WRITTEN REQUEST: Look for the string "xlabel" and copy every line that has it.

◇ ◇ ◇

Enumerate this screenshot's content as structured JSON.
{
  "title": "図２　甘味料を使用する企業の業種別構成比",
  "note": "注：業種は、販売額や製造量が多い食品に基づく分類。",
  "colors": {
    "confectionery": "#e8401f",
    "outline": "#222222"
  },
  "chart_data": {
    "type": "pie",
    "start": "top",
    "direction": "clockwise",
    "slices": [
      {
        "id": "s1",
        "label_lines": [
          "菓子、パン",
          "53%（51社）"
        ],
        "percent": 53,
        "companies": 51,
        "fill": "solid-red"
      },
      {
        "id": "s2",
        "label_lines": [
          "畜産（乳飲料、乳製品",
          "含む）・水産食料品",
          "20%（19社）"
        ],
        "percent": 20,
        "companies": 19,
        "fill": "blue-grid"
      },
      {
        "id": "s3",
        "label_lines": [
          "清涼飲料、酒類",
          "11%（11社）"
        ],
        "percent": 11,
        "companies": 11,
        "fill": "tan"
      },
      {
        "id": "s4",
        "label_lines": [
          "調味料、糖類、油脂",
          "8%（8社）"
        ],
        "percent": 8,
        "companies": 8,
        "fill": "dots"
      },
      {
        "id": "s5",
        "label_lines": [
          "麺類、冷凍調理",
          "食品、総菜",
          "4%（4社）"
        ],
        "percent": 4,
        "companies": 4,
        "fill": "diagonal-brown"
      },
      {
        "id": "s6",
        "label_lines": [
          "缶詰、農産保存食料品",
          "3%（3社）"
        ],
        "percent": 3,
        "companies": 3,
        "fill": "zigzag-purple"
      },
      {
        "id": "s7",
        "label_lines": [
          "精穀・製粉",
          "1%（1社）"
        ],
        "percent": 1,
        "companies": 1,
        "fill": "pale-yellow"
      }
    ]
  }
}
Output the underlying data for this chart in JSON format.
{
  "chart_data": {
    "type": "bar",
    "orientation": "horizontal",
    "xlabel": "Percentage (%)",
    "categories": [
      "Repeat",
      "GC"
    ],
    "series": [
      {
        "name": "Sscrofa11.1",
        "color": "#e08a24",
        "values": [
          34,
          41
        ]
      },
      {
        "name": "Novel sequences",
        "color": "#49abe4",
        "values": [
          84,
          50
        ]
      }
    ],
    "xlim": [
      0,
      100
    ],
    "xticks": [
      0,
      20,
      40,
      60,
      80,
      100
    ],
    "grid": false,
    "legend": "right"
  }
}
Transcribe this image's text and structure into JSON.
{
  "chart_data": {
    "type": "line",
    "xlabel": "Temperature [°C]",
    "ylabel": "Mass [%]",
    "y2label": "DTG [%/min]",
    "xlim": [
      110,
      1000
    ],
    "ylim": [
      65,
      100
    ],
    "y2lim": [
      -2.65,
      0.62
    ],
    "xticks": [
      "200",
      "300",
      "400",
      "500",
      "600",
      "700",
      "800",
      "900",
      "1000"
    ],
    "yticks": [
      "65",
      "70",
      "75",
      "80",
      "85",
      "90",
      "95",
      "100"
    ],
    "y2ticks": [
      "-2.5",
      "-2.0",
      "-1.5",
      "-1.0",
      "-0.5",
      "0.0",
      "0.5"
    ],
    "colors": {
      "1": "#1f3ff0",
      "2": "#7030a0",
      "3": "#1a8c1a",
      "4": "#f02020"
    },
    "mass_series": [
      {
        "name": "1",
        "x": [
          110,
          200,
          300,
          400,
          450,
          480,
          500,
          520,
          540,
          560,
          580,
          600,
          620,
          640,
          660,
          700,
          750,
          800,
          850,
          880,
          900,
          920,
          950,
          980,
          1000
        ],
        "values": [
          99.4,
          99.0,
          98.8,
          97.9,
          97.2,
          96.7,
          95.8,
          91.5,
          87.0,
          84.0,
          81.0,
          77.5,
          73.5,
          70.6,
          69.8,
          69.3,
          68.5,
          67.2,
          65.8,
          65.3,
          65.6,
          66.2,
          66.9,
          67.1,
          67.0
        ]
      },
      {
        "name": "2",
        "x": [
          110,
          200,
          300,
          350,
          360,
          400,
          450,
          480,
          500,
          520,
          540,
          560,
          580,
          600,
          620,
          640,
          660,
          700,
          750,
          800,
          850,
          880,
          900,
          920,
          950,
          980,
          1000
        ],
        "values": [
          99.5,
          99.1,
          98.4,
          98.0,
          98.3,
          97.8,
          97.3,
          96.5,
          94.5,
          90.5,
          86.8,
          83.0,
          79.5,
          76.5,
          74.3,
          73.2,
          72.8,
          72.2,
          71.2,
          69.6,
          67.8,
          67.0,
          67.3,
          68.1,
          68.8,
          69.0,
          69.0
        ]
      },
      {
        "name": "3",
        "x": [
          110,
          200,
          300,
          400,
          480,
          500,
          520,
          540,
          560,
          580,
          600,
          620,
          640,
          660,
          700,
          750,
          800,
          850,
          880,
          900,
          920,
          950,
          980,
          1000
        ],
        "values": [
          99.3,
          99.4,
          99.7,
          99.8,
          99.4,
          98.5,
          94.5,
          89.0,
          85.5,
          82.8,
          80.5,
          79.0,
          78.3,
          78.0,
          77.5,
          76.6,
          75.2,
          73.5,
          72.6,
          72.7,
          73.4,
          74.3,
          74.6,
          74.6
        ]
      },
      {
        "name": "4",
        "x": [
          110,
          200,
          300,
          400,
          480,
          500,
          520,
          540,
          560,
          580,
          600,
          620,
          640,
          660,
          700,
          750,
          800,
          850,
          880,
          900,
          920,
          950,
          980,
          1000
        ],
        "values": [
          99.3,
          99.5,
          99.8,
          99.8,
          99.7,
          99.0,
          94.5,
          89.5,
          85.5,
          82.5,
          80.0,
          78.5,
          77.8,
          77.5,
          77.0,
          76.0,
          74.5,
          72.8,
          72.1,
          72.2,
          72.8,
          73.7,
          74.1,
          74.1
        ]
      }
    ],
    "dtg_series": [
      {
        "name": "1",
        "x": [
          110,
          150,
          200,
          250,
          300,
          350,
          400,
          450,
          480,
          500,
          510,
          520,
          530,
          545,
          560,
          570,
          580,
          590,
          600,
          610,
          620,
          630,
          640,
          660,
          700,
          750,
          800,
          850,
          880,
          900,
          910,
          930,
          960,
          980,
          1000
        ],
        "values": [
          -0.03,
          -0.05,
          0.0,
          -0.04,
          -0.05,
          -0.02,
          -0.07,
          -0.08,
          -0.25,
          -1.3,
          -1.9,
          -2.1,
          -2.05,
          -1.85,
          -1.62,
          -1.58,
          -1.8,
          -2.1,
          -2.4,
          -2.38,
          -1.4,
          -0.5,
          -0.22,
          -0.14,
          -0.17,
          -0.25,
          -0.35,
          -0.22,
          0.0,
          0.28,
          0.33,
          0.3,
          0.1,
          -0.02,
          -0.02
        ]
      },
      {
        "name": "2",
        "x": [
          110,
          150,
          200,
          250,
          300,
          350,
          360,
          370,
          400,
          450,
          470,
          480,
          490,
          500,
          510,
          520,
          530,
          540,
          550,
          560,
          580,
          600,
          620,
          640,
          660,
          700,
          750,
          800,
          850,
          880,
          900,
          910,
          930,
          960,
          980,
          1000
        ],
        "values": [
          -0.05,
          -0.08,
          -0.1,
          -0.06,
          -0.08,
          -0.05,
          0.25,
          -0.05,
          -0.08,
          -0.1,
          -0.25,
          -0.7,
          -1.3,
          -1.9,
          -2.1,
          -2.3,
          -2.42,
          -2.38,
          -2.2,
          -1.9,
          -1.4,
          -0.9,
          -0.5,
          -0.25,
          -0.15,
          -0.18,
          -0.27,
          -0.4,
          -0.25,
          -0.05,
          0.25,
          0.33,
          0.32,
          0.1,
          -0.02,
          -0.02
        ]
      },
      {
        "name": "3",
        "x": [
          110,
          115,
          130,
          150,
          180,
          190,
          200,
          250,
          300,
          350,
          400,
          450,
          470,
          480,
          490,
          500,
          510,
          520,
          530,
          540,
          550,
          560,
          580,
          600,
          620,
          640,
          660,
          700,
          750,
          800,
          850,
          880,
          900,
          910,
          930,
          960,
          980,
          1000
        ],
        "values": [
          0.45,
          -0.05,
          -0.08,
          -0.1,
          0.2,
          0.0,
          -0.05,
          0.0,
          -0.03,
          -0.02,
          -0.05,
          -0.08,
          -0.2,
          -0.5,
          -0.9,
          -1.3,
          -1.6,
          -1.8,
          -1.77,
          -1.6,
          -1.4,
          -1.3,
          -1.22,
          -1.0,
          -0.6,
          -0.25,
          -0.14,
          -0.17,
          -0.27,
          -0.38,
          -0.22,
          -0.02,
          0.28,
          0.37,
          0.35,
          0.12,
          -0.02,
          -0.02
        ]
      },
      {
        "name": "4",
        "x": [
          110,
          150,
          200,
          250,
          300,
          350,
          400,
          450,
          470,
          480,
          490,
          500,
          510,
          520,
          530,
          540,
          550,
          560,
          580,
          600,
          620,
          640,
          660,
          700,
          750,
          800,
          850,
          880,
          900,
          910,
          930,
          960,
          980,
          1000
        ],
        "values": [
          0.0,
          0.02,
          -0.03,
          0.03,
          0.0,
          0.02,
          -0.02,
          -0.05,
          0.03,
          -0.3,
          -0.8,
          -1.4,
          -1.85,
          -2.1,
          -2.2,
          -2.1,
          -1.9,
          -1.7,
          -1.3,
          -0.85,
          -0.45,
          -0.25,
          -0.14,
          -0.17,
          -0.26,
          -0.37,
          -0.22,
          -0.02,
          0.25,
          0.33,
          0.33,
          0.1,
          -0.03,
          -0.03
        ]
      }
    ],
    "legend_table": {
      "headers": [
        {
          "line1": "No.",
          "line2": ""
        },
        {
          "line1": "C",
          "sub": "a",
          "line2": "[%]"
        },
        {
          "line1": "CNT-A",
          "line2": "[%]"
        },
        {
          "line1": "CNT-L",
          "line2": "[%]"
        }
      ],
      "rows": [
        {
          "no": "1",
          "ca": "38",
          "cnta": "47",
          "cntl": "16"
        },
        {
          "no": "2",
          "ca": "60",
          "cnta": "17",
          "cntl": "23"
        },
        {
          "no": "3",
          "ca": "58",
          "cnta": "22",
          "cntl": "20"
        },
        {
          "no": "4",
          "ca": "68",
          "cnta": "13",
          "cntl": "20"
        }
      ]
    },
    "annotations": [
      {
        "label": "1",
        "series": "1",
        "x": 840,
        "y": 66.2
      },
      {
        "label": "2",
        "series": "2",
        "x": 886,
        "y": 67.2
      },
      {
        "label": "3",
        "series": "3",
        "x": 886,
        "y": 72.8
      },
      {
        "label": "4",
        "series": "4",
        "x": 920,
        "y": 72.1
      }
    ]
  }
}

◇ ◇ ◇

EXERCISE OUTPUT:
    "xlabel": "Percentage (%)",
    "xlabel": "Temperature [°C]",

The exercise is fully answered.